Quote all of the data that follows exactly as written, skipping the images.

> Source data
━━━━

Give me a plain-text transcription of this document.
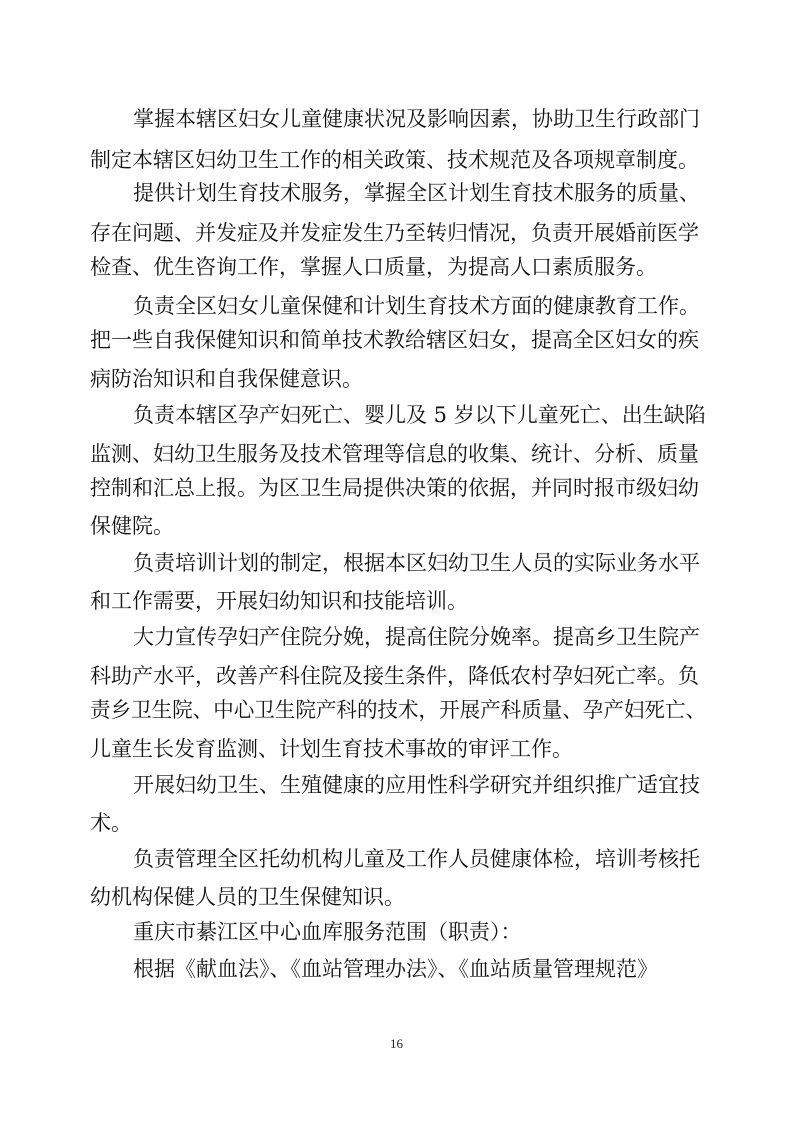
掌握本辖区妇女儿童健康状况及影响因素，协助卫生行政部门
制定本辖区妇幼卫生工作的相关政策、技术规范及各项规章制度。
提供计划生育技术服务，掌握全区计划生育技术服务的质量、
存在问题、并发症及并发症发生乃至转归情况，负责开展婚前医学
检查、优生咨询工作，掌握人口质量，为提高人口素质服务。
负责全区妇女儿童保健和计划生育技术方面的健康教育工作。
把一些自我保健知识和简单技术教给辖区妇女，提高全区妇女的疾
病防治知识和自我保健意识。
负责本辖区孕产妇死亡、婴儿及 5 岁以下儿童死亡、出生缺陷
监测、妇幼卫生服务及技术管理等信息的收集、统计、分析、质量
控制和汇总上报。为区卫生局提供决策的依据，并同时报市级妇幼
保健院。
负责培训计划的制定，根据本区妇幼卫生人员的实际业务水平
和工作需要，开展妇幼知识和技能培训。
大力宣传孕妇产住院分娩，提高住院分娩率。提高乡卫生院产
科助产水平，改善产科住院及接生条件，降低农村孕妇死亡率。负
责乡卫生院、中心卫生院产科的技术，开展产科质量、孕产妇死亡、
儿童生长发育监测、计划生育技术事故的审评工作。
开展妇幼卫生、生殖健康的应用性科学研究并组织推广适宜技
术。
负责管理全区托幼机构儿童及工作人员健康体检，培训考核托
幼机构保健人员的卫生保健知识。
重庆市綦江区中心血库服务范围（职责）：
根据《献血法》、《血站管理办法》、《血站质量管理规范》
16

━━━━

> Expected answer
Give me a plain-text transcription of this document.
掌握本辖区妇女儿童健康状况及影响因素，协助卫生行政部门
制定本辖区妇幼卫生工作的相关政策、技术规范及各项规章制度。
提供计划生育技术服务，掌握全区计划生育技术服务的质量、
存在问题、并发症及并发症发生乃至转归情况，负责开展婚前医学
检查、优生咨询工作，掌握人口质量，为提高人口素质服务。
负责全区妇女儿童保健和计划生育技术方面的健康教育工作。
把一些自我保健知识和简单技术教给辖区妇女，提高全区妇女的疾
病防治知识和自我保健意识。
负责本辖区孕产妇死亡、婴儿及 5 岁以下儿童死亡、出生缺陷
监测、妇幼卫生服务及技术管理等信息的收集、统计、分析、质量
控制和汇总上报。为区卫生局提供决策的依据，并同时报市级妇幼
保健院。
负责培训计划的制定，根据本区妇幼卫生人员的实际业务水平
和工作需要，开展妇幼知识和技能培训。
大力宣传孕妇产住院分娩，提高住院分娩率。提高乡卫生院产
科助产水平，改善产科住院及接生条件，降低农村孕妇死亡率。负
责乡卫生院、中心卫生院产科的技术，开展产科质量、孕产妇死亡、
儿童生长发育监测、计划生育技术事故的审评工作。
开展妇幼卫生、生殖健康的应用性科学研究并组织推广适宜技
术。
负责管理全区托幼机构儿童及工作人员健康体检，培训考核托
幼机构保健人员的卫生保健知识。
重庆市綦江区中心血库服务范围（职责）：
根据《献血法》、《血站管理办法》、《血站质量管理规范》
16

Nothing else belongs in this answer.